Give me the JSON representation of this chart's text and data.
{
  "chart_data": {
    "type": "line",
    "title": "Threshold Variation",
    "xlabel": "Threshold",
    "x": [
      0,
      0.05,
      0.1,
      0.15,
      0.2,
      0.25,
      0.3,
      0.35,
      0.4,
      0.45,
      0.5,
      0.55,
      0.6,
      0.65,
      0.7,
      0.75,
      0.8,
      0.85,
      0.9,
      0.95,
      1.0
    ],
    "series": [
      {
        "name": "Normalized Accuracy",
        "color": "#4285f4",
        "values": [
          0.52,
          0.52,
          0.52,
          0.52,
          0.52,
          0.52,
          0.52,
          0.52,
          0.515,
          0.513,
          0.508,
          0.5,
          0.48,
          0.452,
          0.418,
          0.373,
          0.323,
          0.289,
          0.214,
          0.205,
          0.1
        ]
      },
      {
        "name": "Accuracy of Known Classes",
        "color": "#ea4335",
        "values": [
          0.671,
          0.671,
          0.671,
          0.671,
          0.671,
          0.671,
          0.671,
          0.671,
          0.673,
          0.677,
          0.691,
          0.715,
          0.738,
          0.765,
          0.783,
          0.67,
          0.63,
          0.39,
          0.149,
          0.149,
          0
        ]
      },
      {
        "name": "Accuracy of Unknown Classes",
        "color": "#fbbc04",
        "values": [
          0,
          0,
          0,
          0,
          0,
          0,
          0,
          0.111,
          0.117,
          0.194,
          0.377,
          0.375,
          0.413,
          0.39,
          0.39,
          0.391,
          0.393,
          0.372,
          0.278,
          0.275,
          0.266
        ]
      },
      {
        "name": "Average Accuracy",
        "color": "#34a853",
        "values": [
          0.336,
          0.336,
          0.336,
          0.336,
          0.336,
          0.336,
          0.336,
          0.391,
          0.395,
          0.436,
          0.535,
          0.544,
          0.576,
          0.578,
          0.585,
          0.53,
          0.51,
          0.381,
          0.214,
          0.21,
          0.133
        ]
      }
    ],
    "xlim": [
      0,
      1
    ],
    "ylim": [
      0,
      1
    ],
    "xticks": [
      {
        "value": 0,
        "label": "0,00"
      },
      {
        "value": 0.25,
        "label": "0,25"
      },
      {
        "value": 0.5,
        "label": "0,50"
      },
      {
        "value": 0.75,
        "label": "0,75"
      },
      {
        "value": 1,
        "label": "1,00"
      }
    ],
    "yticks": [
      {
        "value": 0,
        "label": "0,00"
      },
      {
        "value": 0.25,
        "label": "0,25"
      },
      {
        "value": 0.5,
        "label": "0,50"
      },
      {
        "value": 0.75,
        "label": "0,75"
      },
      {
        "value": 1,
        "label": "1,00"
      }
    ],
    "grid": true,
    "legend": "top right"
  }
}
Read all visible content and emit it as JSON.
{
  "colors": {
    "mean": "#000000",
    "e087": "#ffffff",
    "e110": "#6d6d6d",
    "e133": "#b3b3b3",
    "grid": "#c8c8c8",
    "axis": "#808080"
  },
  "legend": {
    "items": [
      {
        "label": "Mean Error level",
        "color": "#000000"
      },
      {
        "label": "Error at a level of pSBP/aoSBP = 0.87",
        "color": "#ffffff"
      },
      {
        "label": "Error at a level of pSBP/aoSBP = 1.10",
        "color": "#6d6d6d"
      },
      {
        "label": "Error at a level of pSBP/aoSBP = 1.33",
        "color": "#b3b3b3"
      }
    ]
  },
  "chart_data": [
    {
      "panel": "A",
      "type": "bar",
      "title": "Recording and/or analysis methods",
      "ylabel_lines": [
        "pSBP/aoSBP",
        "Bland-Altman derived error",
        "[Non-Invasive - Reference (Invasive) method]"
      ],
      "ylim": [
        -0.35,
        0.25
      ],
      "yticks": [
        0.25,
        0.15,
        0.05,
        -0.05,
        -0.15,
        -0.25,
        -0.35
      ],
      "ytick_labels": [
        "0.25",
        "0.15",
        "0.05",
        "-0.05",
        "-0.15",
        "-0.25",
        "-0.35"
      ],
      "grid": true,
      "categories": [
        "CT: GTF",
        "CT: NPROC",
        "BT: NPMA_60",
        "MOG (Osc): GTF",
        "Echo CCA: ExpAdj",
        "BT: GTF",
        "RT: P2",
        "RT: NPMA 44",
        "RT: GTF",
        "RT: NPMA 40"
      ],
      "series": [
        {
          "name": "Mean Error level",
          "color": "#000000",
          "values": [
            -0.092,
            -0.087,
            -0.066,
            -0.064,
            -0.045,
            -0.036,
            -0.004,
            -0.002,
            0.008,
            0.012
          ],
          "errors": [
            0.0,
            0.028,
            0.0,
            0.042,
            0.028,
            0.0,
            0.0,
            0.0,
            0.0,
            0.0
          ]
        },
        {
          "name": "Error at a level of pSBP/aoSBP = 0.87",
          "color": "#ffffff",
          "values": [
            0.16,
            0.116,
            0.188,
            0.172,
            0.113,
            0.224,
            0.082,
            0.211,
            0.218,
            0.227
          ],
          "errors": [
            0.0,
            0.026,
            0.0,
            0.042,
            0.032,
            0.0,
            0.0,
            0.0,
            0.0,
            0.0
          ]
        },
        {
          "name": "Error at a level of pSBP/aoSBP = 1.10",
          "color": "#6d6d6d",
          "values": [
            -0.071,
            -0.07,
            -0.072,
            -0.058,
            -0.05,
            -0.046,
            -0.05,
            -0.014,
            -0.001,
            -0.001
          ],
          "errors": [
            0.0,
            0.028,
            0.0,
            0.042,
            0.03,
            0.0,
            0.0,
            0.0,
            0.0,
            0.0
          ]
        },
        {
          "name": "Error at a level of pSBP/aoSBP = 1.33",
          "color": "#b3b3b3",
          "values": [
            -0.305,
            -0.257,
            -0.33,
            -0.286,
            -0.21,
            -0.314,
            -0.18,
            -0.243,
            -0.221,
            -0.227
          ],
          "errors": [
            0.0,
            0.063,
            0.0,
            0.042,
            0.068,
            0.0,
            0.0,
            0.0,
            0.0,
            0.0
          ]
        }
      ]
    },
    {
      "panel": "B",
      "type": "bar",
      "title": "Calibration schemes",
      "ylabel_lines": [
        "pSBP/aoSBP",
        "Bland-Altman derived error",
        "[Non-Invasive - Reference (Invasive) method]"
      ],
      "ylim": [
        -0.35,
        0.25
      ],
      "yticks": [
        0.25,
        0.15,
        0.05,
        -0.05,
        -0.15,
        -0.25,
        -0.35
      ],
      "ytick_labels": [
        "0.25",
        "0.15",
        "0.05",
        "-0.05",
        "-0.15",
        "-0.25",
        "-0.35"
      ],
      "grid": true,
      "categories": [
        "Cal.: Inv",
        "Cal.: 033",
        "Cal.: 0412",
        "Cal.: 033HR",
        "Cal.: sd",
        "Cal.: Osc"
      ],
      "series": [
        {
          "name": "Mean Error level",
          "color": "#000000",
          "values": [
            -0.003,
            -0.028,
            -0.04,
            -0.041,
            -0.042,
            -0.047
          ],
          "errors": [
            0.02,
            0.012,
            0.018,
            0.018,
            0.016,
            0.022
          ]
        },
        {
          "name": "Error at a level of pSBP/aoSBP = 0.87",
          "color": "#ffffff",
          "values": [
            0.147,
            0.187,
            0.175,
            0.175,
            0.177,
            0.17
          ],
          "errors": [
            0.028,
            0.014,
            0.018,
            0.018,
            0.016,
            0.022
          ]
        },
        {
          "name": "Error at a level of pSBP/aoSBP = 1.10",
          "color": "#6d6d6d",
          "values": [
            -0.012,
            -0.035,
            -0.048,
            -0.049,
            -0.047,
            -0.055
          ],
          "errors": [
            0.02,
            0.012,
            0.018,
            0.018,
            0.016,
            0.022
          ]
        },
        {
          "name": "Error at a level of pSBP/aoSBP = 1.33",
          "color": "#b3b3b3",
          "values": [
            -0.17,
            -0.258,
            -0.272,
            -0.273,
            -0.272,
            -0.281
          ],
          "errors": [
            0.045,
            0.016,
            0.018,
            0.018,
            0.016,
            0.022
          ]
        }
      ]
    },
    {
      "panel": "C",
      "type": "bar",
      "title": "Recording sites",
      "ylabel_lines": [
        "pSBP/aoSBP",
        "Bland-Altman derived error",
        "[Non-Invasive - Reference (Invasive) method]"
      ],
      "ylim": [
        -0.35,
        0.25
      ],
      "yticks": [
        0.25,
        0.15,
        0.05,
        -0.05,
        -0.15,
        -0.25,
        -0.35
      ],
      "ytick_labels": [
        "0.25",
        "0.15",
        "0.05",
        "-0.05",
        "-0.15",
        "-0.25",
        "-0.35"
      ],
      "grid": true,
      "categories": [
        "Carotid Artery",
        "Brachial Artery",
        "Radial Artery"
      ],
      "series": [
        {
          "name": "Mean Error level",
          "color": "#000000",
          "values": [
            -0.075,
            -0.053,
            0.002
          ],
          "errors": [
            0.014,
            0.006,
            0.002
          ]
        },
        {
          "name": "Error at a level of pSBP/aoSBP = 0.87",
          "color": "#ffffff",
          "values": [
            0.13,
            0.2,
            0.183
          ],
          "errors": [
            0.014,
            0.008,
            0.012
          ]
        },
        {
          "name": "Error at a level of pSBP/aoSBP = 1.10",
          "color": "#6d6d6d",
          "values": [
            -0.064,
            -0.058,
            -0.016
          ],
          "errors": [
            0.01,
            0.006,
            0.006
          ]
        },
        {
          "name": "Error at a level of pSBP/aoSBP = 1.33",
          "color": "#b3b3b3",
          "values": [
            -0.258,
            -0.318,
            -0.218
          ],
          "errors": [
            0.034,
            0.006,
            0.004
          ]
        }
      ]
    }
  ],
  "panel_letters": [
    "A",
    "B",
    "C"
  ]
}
☆ ☆ ☆ ☆ ☆
Exercise description: Locate all lines that include the word "title" and copy them out.

Exercise response:
    "title": "Threshold Variation",
      "title": "Recording and/or analysis methods",
      "title": "Calibration schemes",
      "title": "Recording sites",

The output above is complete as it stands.